**Task details:**
Images do not belong in the copy. Retype all the entries below exactly.

**Stored data:**
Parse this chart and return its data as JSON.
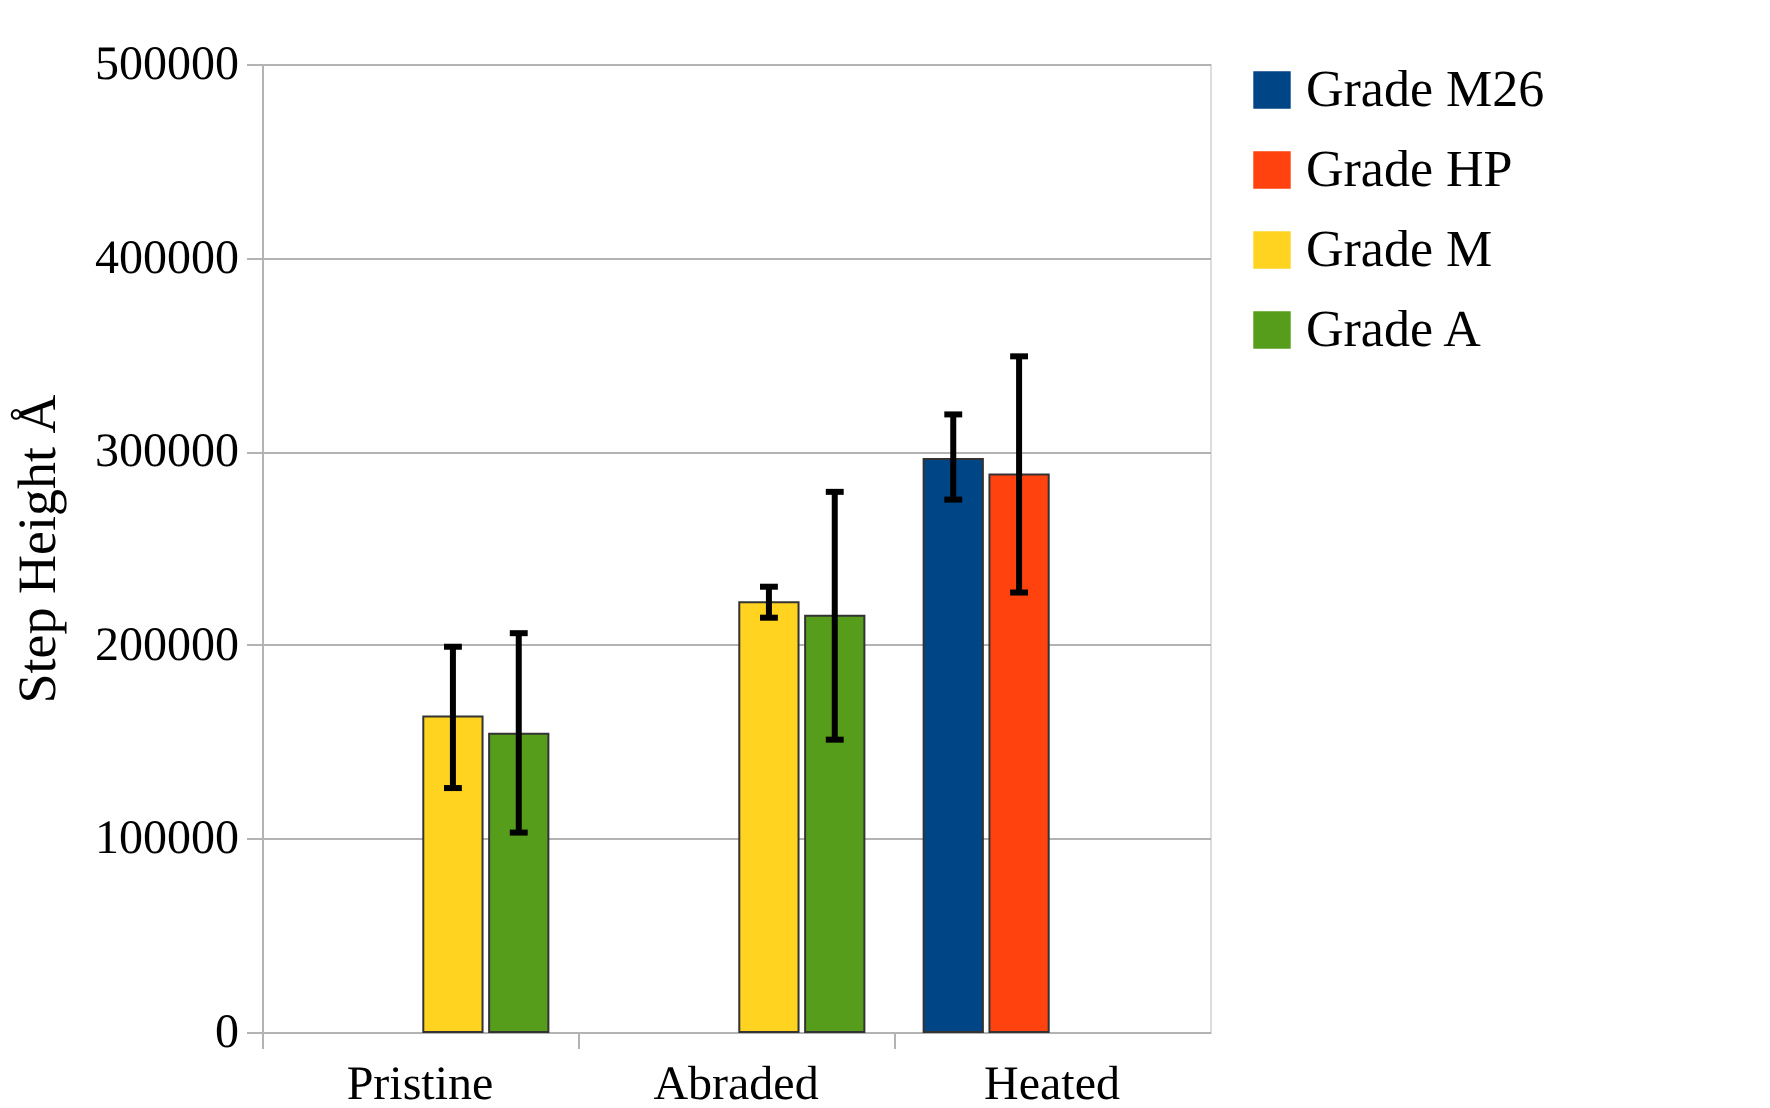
{
  "chart_data": {
    "type": "bar",
    "ylabel": "Step Height Å",
    "categories": [
      "Pristine",
      "Abraded",
      "Heated"
    ],
    "series": [
      {
        "name": "Grade M26",
        "color": "#004586",
        "values": [
          null,
          null,
          296000
        ],
        "errors": [
          null,
          null,
          [
            275000,
            319000
          ]
        ]
      },
      {
        "name": "Grade HP",
        "color": "#ff420e",
        "values": [
          null,
          null,
          288000
        ],
        "errors": [
          null,
          null,
          [
            227000,
            349000
          ]
        ]
      },
      {
        "name": "Grade M",
        "color": "#ffd320",
        "values": [
          163000,
          222000,
          null
        ],
        "errors": [
          [
            126000,
            199000
          ],
          [
            214000,
            230000
          ],
          null
        ]
      },
      {
        "name": "Grade A",
        "color": "#579d1c",
        "values": [
          154000,
          215000,
          null
        ],
        "errors": [
          [
            103000,
            206000
          ],
          [
            151000,
            279000
          ],
          null
        ]
      }
    ],
    "ylim": [
      0,
      500000
    ],
    "yticks": [
      0,
      100000,
      200000,
      300000,
      400000,
      500000
    ],
    "grid": "y",
    "legend": "right"
  }
}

**Correct result:**
Parse this chart and return its data as JSON.
{
  "chart_data": {
    "type": "bar",
    "ylabel": "Step Height Å",
    "categories": [
      "Pristine",
      "Abraded",
      "Heated"
    ],
    "series": [
      {
        "name": "Grade M26",
        "color": "#004586",
        "values": [
          null,
          null,
          296000
        ],
        "errors": [
          null,
          null,
          [
            275000,
            319000
          ]
        ]
      },
      {
        "name": "Grade HP",
        "color": "#ff420e",
        "values": [
          null,
          null,
          288000
        ],
        "errors": [
          null,
          null,
          [
            227000,
            349000
          ]
        ]
      },
      {
        "name": "Grade M",
        "color": "#ffd320",
        "values": [
          163000,
          222000,
          null
        ],
        "errors": [
          [
            126000,
            199000
          ],
          [
            214000,
            230000
          ],
          null
        ]
      },
      {
        "name": "Grade A",
        "color": "#579d1c",
        "values": [
          154000,
          215000,
          null
        ],
        "errors": [
          [
            103000,
            206000
          ],
          [
            151000,
            279000
          ],
          null
        ]
      }
    ],
    "ylim": [
      0,
      500000
    ],
    "yticks": [
      0,
      100000,
      200000,
      300000,
      400000,
      500000
    ],
    "grid": "y",
    "legend": "right"
  }
}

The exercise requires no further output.